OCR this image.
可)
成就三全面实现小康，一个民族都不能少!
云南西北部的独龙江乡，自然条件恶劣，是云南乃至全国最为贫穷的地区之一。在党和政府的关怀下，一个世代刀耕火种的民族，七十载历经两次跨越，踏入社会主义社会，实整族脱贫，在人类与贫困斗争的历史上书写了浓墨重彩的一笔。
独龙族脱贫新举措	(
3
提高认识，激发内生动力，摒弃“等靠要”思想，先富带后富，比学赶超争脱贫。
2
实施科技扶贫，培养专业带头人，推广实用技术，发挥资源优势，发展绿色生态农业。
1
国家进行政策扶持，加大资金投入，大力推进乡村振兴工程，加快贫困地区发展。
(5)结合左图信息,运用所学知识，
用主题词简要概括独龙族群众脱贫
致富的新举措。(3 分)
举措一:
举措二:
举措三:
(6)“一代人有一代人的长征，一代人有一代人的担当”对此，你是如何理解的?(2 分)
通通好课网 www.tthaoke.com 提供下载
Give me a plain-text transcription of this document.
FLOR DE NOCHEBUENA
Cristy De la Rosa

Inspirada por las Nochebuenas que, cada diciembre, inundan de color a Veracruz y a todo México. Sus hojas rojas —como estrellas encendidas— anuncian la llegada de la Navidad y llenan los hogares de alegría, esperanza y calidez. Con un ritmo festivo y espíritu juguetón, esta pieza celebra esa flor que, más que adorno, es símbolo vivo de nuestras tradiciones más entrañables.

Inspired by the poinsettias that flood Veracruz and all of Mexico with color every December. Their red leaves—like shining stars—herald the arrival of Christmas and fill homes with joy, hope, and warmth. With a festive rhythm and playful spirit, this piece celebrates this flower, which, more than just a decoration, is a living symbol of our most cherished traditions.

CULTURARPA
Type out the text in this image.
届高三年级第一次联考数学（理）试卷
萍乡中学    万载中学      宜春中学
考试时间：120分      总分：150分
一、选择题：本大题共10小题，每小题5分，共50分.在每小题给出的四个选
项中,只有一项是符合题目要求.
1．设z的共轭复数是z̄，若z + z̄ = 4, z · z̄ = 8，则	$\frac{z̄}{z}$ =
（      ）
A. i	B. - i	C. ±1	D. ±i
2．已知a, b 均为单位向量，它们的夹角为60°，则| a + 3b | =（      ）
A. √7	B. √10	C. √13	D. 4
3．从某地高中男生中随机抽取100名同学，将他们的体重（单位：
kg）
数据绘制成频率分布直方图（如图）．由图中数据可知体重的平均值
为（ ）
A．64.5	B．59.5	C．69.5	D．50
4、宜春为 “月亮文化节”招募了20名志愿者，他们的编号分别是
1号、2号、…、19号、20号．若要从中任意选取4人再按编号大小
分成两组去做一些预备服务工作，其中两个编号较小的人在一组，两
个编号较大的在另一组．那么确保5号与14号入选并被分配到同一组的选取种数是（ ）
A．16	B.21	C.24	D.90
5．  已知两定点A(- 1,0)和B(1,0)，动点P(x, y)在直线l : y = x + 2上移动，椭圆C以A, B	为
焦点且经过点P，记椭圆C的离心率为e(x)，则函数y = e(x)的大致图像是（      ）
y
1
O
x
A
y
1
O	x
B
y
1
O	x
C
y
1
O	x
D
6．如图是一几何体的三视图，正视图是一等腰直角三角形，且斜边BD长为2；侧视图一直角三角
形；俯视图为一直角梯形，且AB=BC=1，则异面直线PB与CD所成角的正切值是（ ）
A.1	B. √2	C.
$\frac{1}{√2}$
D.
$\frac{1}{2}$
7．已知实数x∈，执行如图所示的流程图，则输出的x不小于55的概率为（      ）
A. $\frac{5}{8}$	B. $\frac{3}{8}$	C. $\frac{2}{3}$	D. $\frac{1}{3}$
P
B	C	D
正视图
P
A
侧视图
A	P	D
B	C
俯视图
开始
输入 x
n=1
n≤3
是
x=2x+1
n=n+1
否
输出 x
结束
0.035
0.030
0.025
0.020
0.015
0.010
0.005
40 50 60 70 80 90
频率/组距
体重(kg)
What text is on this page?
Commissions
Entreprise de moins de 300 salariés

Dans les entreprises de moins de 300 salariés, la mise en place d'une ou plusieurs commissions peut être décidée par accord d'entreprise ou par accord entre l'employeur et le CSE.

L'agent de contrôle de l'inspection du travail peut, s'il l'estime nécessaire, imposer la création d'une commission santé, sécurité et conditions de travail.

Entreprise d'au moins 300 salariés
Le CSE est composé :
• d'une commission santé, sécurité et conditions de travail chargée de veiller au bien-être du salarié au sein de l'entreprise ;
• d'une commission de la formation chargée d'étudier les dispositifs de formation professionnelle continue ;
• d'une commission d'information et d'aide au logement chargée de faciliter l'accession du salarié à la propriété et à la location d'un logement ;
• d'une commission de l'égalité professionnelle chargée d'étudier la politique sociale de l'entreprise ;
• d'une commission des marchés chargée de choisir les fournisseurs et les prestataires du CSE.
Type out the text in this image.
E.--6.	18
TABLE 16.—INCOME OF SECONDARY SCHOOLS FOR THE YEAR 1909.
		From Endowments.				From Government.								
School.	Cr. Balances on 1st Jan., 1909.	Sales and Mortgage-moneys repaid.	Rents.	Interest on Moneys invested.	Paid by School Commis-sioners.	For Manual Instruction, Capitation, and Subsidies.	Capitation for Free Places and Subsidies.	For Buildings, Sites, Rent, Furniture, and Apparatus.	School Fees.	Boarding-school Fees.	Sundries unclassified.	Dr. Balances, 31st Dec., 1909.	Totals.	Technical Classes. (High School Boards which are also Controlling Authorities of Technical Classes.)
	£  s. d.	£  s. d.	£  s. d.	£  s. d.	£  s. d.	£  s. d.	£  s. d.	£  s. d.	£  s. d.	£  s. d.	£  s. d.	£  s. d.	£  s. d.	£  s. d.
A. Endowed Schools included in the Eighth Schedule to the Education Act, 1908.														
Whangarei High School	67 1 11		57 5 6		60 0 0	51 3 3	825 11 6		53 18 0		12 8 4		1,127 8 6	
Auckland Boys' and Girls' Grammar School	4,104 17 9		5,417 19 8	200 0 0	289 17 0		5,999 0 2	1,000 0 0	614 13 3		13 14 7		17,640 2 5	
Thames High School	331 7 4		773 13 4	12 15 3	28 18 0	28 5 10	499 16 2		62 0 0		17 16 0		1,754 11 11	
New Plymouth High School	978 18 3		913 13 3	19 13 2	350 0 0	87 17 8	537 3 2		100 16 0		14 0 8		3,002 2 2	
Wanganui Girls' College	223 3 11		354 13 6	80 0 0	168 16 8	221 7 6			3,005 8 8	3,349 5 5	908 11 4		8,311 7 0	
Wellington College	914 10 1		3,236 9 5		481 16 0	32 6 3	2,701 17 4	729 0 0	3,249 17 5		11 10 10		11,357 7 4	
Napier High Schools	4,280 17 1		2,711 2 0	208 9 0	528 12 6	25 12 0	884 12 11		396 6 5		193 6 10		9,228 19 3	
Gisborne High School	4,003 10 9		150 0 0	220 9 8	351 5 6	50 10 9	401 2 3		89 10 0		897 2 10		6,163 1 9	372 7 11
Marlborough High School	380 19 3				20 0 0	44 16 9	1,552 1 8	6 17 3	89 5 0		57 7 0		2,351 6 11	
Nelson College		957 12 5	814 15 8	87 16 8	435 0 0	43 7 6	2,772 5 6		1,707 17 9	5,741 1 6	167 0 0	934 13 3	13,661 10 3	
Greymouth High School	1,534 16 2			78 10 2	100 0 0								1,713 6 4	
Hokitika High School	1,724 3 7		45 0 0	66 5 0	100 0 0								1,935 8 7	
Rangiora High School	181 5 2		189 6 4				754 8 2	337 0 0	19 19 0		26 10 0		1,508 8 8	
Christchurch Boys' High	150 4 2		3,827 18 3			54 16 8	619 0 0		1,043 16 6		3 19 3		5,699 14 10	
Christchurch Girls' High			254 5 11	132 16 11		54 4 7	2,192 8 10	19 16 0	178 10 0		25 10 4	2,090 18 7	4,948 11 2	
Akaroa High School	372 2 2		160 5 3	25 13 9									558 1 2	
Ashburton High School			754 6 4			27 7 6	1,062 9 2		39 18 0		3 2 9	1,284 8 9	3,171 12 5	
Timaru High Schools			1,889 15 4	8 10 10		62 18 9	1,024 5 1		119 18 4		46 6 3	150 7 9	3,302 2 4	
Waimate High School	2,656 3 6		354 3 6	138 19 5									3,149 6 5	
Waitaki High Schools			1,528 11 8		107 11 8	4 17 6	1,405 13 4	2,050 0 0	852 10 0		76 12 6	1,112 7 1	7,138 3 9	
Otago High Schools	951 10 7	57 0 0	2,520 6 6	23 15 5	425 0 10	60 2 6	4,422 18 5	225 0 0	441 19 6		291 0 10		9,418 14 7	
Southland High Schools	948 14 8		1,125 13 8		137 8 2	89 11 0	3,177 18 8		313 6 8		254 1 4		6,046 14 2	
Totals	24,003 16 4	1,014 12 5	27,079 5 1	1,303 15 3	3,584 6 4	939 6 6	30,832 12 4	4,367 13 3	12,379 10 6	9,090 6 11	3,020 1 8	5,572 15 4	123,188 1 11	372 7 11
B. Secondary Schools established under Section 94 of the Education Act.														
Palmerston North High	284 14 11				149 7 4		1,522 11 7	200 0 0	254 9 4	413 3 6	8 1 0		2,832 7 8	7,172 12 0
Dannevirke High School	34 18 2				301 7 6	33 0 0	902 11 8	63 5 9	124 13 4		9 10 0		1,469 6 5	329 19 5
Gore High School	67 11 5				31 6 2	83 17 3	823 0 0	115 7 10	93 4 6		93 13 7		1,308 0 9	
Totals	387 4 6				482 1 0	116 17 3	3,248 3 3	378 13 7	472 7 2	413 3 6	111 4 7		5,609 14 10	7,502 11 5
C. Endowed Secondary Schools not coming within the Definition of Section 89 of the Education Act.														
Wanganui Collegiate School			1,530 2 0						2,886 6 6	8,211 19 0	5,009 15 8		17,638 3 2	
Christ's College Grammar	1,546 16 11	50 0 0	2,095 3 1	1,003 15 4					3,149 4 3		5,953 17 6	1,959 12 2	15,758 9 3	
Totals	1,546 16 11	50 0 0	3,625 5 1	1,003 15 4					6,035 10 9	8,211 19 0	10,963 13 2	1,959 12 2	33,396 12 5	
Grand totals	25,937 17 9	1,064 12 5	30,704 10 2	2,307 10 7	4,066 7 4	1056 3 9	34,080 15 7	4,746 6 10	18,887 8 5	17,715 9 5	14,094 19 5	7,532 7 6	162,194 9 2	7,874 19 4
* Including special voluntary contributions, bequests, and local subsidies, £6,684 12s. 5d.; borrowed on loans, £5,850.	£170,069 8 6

■ **SET EXERCISE**
Where a line holds the string "étudier", copy that line.

■ **RESULT BELOW**
• d'une commission de la formation chargée d'étudier les dispositifs de formation professionnelle continue ;
• d'une commission de l'égalité professionnelle chargée d'étudier la politique sociale de l'entreprise ;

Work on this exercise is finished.